### Given information
-- START --

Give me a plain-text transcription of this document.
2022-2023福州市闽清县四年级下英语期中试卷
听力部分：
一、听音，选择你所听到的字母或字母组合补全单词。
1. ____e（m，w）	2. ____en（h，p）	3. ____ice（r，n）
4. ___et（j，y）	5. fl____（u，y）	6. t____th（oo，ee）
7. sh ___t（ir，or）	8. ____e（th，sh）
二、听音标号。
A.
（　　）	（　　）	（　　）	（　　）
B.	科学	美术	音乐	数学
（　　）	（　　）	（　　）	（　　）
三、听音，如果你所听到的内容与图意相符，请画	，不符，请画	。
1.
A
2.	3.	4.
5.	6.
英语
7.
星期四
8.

-- END --

### Your objective
Retype all the records, matching them exactly.

### Task response
Give me a plain-text transcription of this document.
2022-2023福州市闽清县四年级下英语期中试卷
听力部分：
一、听音，选择你所听到的字母或字母组合补全单词。
1. ____e（m，w）	2. ____en（h，p）	3. ____ice（r，n）
4. ___et（j，y）	5. fl____（u，y）	6. t____th（oo，ee）
7. sh ___t（ir，or）	8. ____e（th，sh）
二、听音标号。
A.
（　　）	（　　）	（　　）	（　　）
B.	科学	美术	音乐	数学
（　　）	（　　）	（　　）	（　　）
三、听音，如果你所听到的内容与图意相符，请画	，不符，请画	。
1.
A
2.	3.	4.
5.	6.
英语
7.
星期四
8.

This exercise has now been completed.